Request >>
State how many lines hold the word "name", with no other words.

Given records >>
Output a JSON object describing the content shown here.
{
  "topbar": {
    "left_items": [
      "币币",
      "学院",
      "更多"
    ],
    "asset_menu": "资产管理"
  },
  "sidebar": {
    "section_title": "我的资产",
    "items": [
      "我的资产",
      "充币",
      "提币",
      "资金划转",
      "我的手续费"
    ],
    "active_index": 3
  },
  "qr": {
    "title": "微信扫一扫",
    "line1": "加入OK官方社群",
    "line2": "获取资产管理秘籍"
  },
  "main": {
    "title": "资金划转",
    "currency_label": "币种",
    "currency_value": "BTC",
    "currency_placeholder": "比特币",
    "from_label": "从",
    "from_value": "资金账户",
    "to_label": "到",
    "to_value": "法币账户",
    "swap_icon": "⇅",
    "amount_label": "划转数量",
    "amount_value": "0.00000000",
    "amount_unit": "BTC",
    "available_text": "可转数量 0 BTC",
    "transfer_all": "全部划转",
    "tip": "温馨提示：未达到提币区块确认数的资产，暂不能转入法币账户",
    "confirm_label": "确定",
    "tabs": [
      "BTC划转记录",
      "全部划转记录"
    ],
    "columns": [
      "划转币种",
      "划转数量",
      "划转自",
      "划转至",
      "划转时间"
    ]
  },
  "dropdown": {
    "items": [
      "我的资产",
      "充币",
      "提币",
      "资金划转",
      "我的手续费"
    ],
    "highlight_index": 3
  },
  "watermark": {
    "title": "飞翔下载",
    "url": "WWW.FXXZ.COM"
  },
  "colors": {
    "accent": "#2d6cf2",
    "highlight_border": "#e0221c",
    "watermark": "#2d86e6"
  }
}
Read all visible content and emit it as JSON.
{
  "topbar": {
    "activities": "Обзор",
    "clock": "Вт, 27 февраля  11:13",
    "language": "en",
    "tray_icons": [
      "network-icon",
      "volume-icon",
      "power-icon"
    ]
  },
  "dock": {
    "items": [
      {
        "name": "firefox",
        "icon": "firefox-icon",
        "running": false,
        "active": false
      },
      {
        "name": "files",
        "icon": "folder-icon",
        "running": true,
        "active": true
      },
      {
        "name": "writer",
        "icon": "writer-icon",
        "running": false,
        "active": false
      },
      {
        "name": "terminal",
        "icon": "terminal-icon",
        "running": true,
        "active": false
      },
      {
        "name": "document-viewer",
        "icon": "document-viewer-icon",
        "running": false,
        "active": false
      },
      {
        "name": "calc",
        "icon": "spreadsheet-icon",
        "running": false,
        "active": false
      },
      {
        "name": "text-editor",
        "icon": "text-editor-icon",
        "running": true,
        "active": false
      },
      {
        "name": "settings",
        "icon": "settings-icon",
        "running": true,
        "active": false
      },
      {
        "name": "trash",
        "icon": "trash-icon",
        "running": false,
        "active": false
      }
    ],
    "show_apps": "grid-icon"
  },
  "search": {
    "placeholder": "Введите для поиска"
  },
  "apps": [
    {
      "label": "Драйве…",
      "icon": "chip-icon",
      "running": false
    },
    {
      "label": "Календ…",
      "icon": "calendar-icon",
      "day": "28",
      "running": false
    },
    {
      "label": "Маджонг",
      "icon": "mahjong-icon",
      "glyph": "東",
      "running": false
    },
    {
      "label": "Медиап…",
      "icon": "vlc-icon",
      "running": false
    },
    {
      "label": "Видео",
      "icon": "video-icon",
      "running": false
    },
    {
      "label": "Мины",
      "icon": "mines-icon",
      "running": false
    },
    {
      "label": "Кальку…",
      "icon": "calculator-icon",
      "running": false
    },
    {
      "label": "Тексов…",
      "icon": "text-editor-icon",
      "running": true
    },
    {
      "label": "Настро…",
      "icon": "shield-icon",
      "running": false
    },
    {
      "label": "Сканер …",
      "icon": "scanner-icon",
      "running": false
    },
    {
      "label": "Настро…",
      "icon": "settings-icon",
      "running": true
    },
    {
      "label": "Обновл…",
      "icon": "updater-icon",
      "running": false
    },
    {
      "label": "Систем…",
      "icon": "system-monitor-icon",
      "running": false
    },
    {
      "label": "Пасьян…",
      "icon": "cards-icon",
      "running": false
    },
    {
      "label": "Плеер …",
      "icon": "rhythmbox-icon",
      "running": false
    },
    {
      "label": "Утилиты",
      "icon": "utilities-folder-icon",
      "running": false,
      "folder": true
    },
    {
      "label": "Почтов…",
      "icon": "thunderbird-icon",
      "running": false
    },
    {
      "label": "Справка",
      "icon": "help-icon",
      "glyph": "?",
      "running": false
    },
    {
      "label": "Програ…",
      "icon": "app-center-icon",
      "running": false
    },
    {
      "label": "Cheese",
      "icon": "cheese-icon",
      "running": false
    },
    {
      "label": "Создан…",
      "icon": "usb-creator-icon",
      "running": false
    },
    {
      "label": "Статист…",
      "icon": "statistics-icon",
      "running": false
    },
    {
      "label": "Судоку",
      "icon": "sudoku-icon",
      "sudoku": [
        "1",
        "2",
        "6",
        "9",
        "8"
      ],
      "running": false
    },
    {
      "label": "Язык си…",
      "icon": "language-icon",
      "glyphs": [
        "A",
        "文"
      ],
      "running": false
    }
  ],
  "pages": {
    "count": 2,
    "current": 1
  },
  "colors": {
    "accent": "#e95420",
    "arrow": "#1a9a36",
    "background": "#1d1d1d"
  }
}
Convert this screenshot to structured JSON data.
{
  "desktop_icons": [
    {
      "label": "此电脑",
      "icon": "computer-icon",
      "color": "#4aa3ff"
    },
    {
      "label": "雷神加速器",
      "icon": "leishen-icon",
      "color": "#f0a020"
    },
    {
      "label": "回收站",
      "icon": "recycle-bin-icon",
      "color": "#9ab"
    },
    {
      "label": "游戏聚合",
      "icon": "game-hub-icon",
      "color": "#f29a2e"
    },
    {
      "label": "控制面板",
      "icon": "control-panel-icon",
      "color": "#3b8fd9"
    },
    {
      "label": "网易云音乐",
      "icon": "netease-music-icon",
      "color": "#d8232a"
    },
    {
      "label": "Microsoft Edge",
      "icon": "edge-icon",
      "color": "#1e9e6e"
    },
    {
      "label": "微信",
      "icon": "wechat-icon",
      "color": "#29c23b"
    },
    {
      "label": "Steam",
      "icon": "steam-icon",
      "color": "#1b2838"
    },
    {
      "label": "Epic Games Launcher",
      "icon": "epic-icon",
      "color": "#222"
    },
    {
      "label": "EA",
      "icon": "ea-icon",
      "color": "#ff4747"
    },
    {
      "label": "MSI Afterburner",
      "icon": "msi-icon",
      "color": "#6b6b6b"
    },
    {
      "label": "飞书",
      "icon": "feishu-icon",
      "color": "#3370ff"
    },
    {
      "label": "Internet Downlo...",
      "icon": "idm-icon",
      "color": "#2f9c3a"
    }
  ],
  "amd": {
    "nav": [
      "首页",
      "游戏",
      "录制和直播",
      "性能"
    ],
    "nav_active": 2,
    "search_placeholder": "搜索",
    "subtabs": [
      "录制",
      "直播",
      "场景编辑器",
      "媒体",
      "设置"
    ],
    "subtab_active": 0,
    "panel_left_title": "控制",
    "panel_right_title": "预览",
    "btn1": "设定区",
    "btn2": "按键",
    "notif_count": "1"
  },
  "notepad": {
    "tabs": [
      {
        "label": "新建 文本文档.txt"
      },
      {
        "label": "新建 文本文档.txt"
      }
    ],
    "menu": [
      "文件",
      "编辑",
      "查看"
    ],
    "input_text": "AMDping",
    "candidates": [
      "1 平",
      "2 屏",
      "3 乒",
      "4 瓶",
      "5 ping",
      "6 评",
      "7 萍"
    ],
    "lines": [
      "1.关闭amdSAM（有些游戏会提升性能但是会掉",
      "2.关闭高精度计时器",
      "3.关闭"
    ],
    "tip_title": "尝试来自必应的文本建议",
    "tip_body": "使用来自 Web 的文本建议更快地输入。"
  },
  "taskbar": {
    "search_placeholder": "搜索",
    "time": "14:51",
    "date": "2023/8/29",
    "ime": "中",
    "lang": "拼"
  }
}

Written reply >>
9